Data entries:
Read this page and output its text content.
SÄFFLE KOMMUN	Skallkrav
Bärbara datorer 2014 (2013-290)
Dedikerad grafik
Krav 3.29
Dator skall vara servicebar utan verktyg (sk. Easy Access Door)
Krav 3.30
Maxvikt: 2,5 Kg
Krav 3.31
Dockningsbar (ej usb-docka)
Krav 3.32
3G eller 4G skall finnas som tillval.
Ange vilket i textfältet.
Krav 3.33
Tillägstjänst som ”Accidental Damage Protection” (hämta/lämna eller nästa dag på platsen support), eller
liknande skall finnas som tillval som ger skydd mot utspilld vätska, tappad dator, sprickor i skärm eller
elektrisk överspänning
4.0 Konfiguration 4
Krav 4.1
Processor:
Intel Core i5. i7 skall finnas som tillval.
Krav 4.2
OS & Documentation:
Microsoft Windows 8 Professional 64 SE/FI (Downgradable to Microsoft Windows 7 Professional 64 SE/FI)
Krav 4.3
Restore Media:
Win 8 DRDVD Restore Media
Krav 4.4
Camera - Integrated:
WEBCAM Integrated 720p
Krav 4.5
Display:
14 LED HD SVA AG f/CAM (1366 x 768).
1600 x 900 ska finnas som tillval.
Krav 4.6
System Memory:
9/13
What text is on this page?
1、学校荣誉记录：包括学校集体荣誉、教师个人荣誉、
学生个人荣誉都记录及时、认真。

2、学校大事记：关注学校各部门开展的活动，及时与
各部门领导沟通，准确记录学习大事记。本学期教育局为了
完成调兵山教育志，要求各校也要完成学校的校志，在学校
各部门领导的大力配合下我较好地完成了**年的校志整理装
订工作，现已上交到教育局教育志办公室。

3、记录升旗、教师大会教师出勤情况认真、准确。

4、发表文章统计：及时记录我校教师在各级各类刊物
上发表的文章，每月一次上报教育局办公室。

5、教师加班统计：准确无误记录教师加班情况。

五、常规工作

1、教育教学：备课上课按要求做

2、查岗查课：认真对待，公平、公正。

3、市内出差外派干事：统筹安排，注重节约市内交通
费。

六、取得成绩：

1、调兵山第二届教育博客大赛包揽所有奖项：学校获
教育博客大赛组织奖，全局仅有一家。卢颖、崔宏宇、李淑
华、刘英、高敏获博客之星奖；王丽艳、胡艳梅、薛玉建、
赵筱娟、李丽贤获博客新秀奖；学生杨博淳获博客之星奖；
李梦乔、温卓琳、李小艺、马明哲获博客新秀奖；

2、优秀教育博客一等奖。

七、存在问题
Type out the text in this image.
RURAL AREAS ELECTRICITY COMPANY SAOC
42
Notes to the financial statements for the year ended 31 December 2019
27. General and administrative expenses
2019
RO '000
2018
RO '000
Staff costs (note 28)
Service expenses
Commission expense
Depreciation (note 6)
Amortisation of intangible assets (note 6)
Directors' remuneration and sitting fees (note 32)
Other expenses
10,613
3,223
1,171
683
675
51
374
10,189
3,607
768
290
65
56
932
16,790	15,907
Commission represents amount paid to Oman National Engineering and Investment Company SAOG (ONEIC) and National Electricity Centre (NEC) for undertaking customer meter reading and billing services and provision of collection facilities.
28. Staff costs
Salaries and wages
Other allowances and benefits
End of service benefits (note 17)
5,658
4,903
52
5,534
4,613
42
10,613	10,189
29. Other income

Set problem:
Copy out the full set of records precisely, leaving nothing out.

Exercise result:
Read this page and output its text content.
SÄFFLE KOMMUN	Skallkrav
Bärbara datorer 2014 (2013-290)
Dedikerad grafik
Krav 3.29
Dator skall vara servicebar utan verktyg (sk. Easy Access Door)
Krav 3.30
Maxvikt: 2,5 Kg
Krav 3.31
Dockningsbar (ej usb-docka)
Krav 3.32
3G eller 4G skall finnas som tillval.
Ange vilket i textfältet.
Krav 3.33
Tillägstjänst som ”Accidental Damage Protection” (hämta/lämna eller nästa dag på platsen support), eller
liknande skall finnas som tillval som ger skydd mot utspilld vätska, tappad dator, sprickor i skärm eller
elektrisk överspänning
4.0 Konfiguration 4
Krav 4.1
Processor:
Intel Core i5. i7 skall finnas som tillval.
Krav 4.2
OS & Documentation:
Microsoft Windows 8 Professional 64 SE/FI (Downgradable to Microsoft Windows 7 Professional 64 SE/FI)
Krav 4.3
Restore Media:
Win 8 DRDVD Restore Media
Krav 4.4
Camera - Integrated:
WEBCAM Integrated 720p
Krav 4.5
Display:
14 LED HD SVA AG f/CAM (1366 x 768).
1600 x 900 ska finnas som tillval.
Krav 4.6
System Memory:
9/13
What text is on this page?
1、学校荣誉记录：包括学校集体荣誉、教师个人荣誉、
学生个人荣誉都记录及时、认真。

2、学校大事记：关注学校各部门开展的活动，及时与
各部门领导沟通，准确记录学习大事记。本学期教育局为了
完成调兵山教育志，要求各校也要完成学校的校志，在学校
各部门领导的大力配合下我较好地完成了**年的校志整理装
订工作，现已上交到教育局教育志办公室。

3、记录升旗、教师大会教师出勤情况认真、准确。

4、发表文章统计：及时记录我校教师在各级各类刊物
上发表的文章，每月一次上报教育局办公室。

5、教师加班统计：准确无误记录教师加班情况。

五、常规工作

1、教育教学：备课上课按要求做

2、查岗查课：认真对待，公平、公正。

3、市内出差外派干事：统筹安排，注重节约市内交通
费。

六、取得成绩：

1、调兵山第二届教育博客大赛包揽所有奖项：学校获
教育博客大赛组织奖，全局仅有一家。卢颖、崔宏宇、李淑
华、刘英、高敏获博客之星奖；王丽艳、胡艳梅、薛玉建、
赵筱娟、李丽贤获博客新秀奖；学生杨博淳获博客之星奖；
李梦乔、温卓琳、李小艺、马明哲获博客新秀奖；

2、优秀教育博客一等奖。

七、存在问题
Type out the text in this image.
RURAL AREAS ELECTRICITY COMPANY SAOC
42
Notes to the financial statements for the year ended 31 December 2019
27. General and administrative expenses
2019
RO '000
2018
RO '000
Staff costs (note 28)
Service expenses
Commission expense
Depreciation (note 6)
Amortisation of intangible assets (note 6)
Directors' remuneration and sitting fees (note 32)
Other expenses
10,613
3,223
1,171
683
675
51
374
10,189
3,607
768
290
65
56
932
16,790	15,907
Commission represents amount paid to Oman National Engineering and Investment Company SAOG (ONEIC) and National Electricity Centre (NEC) for undertaking customer meter reading and billing services and provision of collection facilities.
28. Staff costs
Salaries and wages
Other allowances and benefits
End of service benefits (note 17)
5,658
4,903
52
5,534
4,613
42
10,613	10,189
29. Other income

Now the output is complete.